Записи с ограничивающими рамками:
○ ○ ○

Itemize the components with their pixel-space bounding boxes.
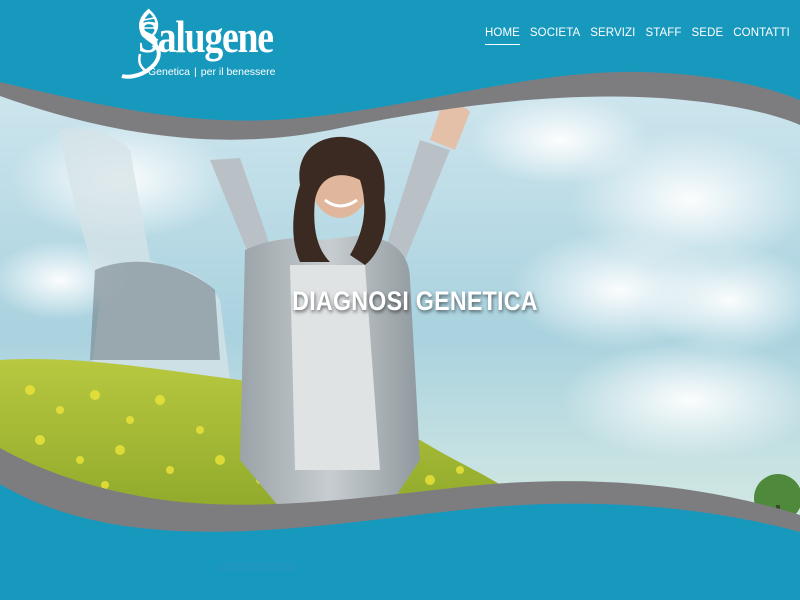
nav-item-sede[interactable]: SEDE [692,25,724,45]
hero-title: DIAGNOSI GENETICA [292,286,538,316]
logo-tagline-separator: | [194,66,197,78]
slider-indicator[interactable] [218,562,298,572]
logo-tagline-right: per il benessere [200,66,276,78]
nav-item-societa[interactable]: SOCIETA [530,25,580,45]
page: Salugene Genetica | per il benessere HOME … [0,0,800,600]
logo-tagline-left: Genetica [148,66,191,78]
site-logo[interactable]: Salugene Genetica | per il benessere [118,6,288,86]
nav-item-home[interactable]: HOME [485,25,520,45]
nav-item-servizi[interactable]: SERVIZI [590,25,635,45]
logo-tagline: Genetica | per il benessere [148,66,275,78]
nav-item-staff[interactable]: STAFF [645,25,681,45]
main-nav: HOME SOCIETA SERVIZI STAFF SEDE CONTATTI [485,25,790,45]
nav-item-contatti[interactable]: CONTATTI [733,25,790,45]
logo-wordmark: Salugene [138,11,274,62]
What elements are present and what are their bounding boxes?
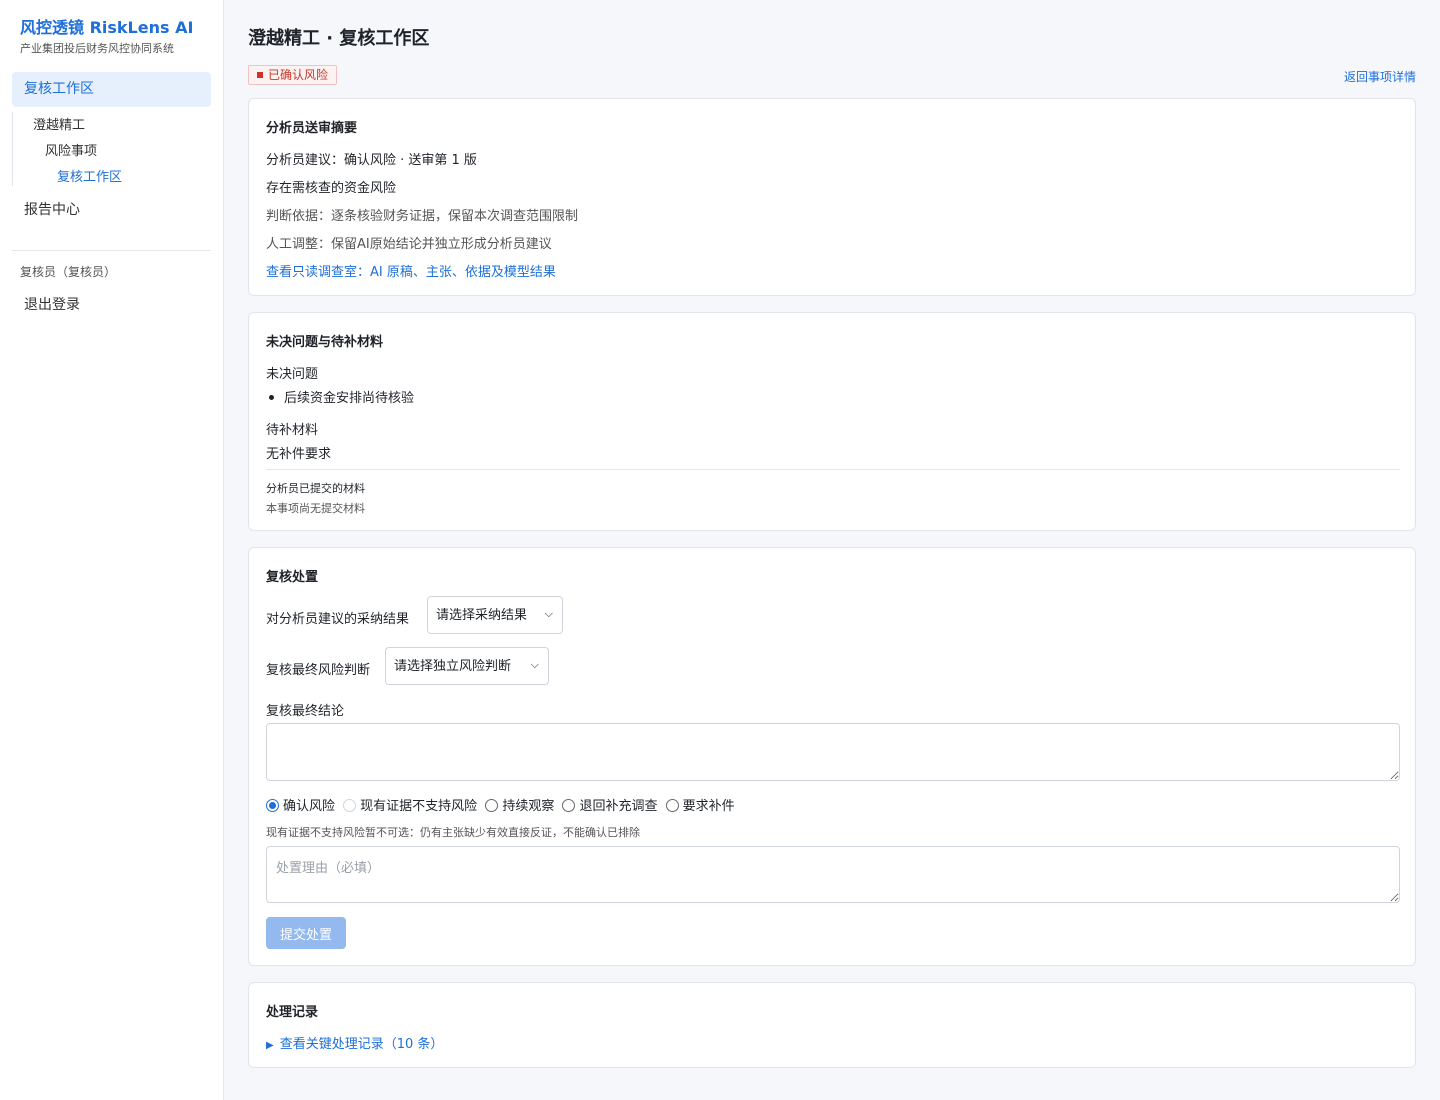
triangle-right-icon: ▶ [266,1040,274,1051]
back-to-detail-link[interactable]: 返回事项详情 [1344,68,1416,85]
list-item: 后续资金安排尚待核验 [266,387,414,406]
analyst-suggestion: 分析员建议：确认风险 · 送审第 1 版 [266,153,477,168]
sidebar-tree-company[interactable]: 澄越精工 [33,114,85,133]
disposal-title: 复核处置 [266,570,319,585]
pending-materials-value: 无补件要求 [266,447,332,462]
radio-disabled-icon [343,799,357,812]
logout-button[interactable]: 退出登录 [24,294,80,314]
status-square-icon [257,72,263,78]
process-records-card: 处理记录 ▶ 查看关键处理记录（10 条） [248,982,1416,1068]
brand: 风控透镜 RiskLens AI 产业集团投后财务风控协同系统 [0,0,223,56]
status-badge-label: 已确认风险 [268,68,329,82]
current-user: 复核员（复核员） [20,265,117,279]
radio-unchecked-icon [562,799,576,812]
sidebar-tree-risk-items[interactable]: 风险事项 [45,140,97,159]
sidebar-divider [12,250,211,251]
sidebar-item-review-workspace[interactable]: 复核工作区 [12,72,211,107]
sidebar: 风控透镜 RiskLens AI 产业集团投后财务风控协同系统 复核工作区 澄越… [0,0,224,1100]
radio-label: 现有证据不支持风险 [360,799,478,814]
judgment-basis: 判断依据：逐条核验财务证据，保留本次调查范围限制 [266,209,579,224]
radio-return-investigation[interactable]: 退回补充调查 [562,795,657,814]
radio-no-risk-disabled: 现有证据不支持风险 [343,795,477,814]
brand-subtitle: 产业集团投后财务风控协同系统 [20,42,174,55]
disabled-option-hint: 现有证据不支持风险暂不可选：仍有主张缺少有效直接反证，不能确认已排除 [266,826,640,839]
records-title: 处理记录 [266,1005,319,1020]
open-issue-text: 后续资金安排尚待核验 [284,391,415,406]
radio-label: 持续观察 [502,799,555,814]
radio-confirm-risk[interactable]: 确认风险 [266,795,335,814]
brand-title[interactable]: 风控透镜 RiskLens AI [20,18,203,38]
divider [266,469,1400,470]
sidebar-tree: 澄越精工 风险事项 复核工作区 [12,112,202,186]
radio-checked-icon [266,799,279,812]
pending-materials-label: 待补材料 [266,423,319,438]
summary-headline: 存在需核查的资金风险 [266,181,397,196]
radio-label: 确认风险 [283,799,336,814]
records-toggle[interactable]: ▶ 查看关键处理记录（10 条） [266,1033,443,1052]
final-risk-select-wrap: 请选择独立风险判断 ⌵ [385,647,549,685]
sidebar-tree-review-workspace[interactable]: 复核工作区 [57,166,122,185]
review-disposal-card: 复核处置 对分析员建议的采纳结果 请选择采纳结果 ⌵ 复核最终风险判断 请选择独… [248,547,1416,966]
bullet-icon [269,395,274,400]
radio-request-materials[interactable]: 要求补件 [665,795,735,814]
issues-title: 未决问题与待补材料 [266,335,384,350]
disposal-option-group: 确认风险 现有证据不支持风险 持续观察 退回补充调查 要求补件 [266,795,739,814]
sidebar-item-report-center[interactable]: 报告中心 [24,199,80,219]
radio-unchecked-icon [665,799,679,812]
radio-label: 退回补充调查 [579,799,658,814]
submit-disposal-button[interactable]: 提交处置 [266,917,346,949]
radio-unchecked-icon [485,799,499,812]
records-toggle-label: 查看关键处理记录（10 条） [279,1037,444,1052]
final-conclusion-textarea[interactable] [266,723,1400,781]
final-risk-select[interactable]: 请选择独立风险判断 [385,647,549,685]
status-badge: 已确认风险 [248,65,338,85]
page-title: 澄越精工 · 复核工作区 [248,28,430,49]
final-risk-label: 复核最终风险判断 [266,663,371,678]
open-issues-card: 未决问题与待补材料 未决问题 后续资金安排尚待核验 待补材料 无补件要求 分析员… [248,312,1416,531]
adopt-result-select[interactable]: 请选择采纳结果 [427,596,563,634]
manual-adjustment: 人工调整：保留AI原始结论并独立形成分析员建议 [266,237,552,252]
radio-continue-observe[interactable]: 持续观察 [485,795,554,814]
summary-title: 分析员送审摘要 [266,121,358,136]
open-issues-label: 未决问题 [266,367,319,382]
disposal-reason-textarea[interactable] [266,846,1400,903]
radio-label: 要求补件 [682,799,735,814]
submitted-materials-value: 本事项尚无提交材料 [266,502,365,515]
readonly-investigation-link[interactable]: 查看只读调查室：AI 原稿、主张、依据及模型结果 [266,261,556,280]
adopt-result-select-wrap: 请选择采纳结果 ⌵ [427,596,563,634]
analyst-summary-card: 分析员送审摘要 分析员建议：确认风险 · 送审第 1 版 存在需核查的资金风险 … [248,98,1416,296]
submitted-materials-label: 分析员已提交的材料 [266,482,365,495]
adopt-result-label: 对分析员建议的采纳结果 [266,612,410,627]
final-conclusion-label: 复核最终结论 [266,704,345,719]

○ ○ ○

■ Задание ■
Перепишите всё от строки с «triangle-right-icon: ▶ [266,1040,274,1051]» вниз до строки с «radio-disabled-icon [343,799,357,812]» включительно, заменив «复核处置» на «处置意见». Всё остальное оставьте без изменений.

■ Правильный ответ ■
triangle-right-icon: ▶ [266,1040,274,1051]
back-to-detail-link[interactable]: 返回事项详情 [1344,68,1416,85]
list-item: 后续资金安排尚待核验 [266,387,414,406]
analyst-suggestion: 分析员建议：确认风险 · 送审第 1 版 [266,153,477,168]
sidebar-tree-company[interactable]: 澄越精工 [33,114,85,133]
disposal-title: 处置意见 [266,570,319,585]
pending-materials-value: 无补件要求 [266,447,332,462]
radio-disabled-icon [343,799,357,812]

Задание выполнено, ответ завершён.